What to work on:
Output the entries word for word. Omit images.
......
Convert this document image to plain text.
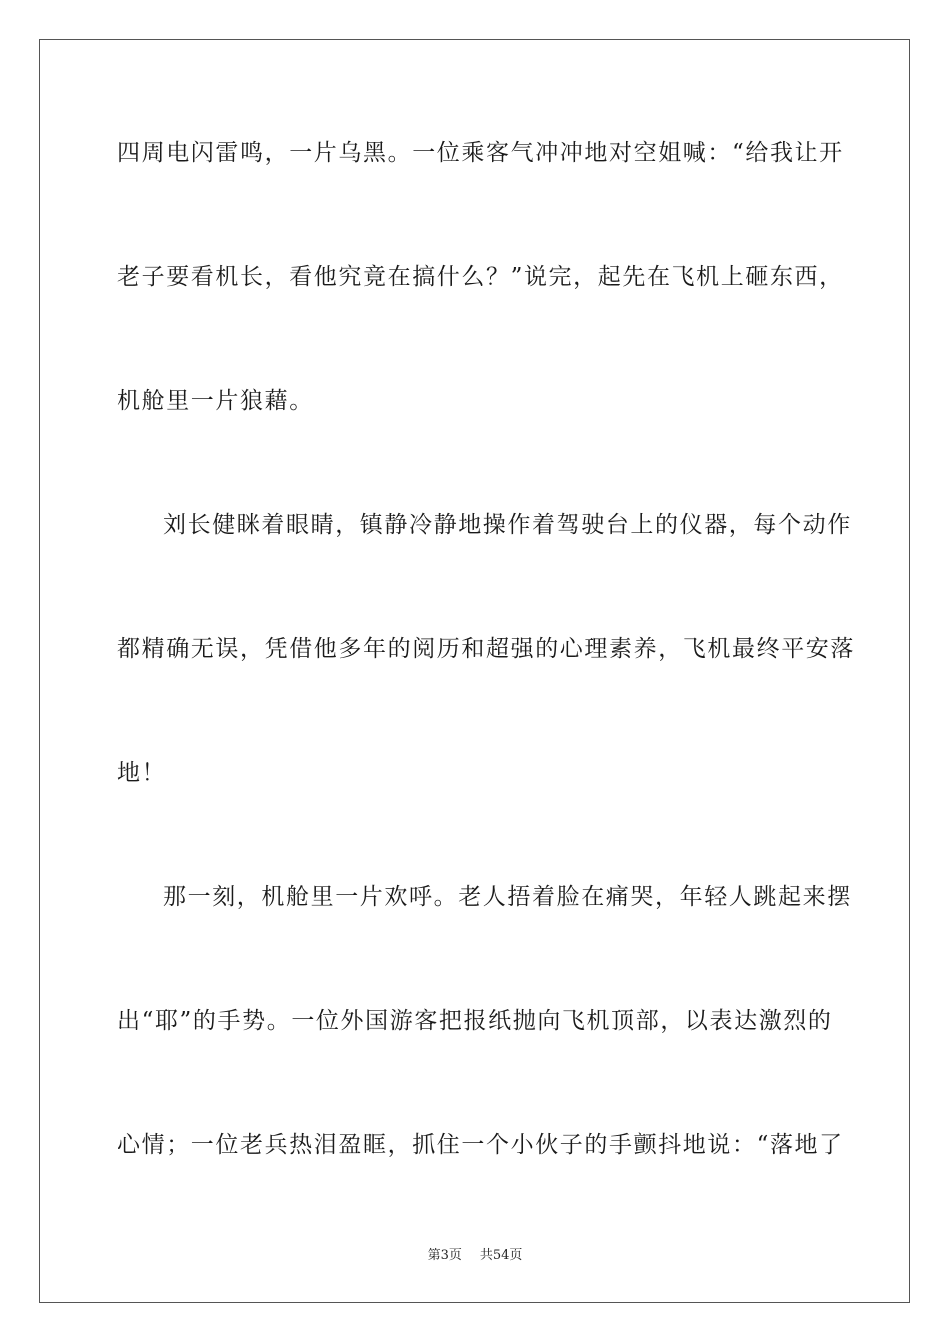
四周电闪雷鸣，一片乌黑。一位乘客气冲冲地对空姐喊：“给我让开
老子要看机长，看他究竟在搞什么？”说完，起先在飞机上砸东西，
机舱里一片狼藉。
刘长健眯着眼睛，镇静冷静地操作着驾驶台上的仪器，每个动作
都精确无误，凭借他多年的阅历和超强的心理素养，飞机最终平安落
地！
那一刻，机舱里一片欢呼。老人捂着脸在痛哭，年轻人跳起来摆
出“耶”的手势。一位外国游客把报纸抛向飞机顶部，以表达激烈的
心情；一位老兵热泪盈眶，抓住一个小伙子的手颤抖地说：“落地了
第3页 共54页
......
Exercise output:
Convert this document image to plain text.
四周电闪雷鸣，一片乌黑。一位乘客气冲冲地对空姐喊：“给我让开
老子要看机长，看他究竟在搞什么？”说完，起先在飞机上砸东西，
机舱里一片狼藉。
刘长健眯着眼睛，镇静冷静地操作着驾驶台上的仪器，每个动作
都精确无误，凭借他多年的阅历和超强的心理素养，飞机最终平安落
地！
那一刻，机舱里一片欢呼。老人捂着脸在痛哭，年轻人跳起来摆
出“耶”的手势。一位外国游客把报纸抛向飞机顶部，以表达激烈的
心情；一位老兵热泪盈眶，抓住一个小伙子的手颤抖地说：“落地了
第3页 共54页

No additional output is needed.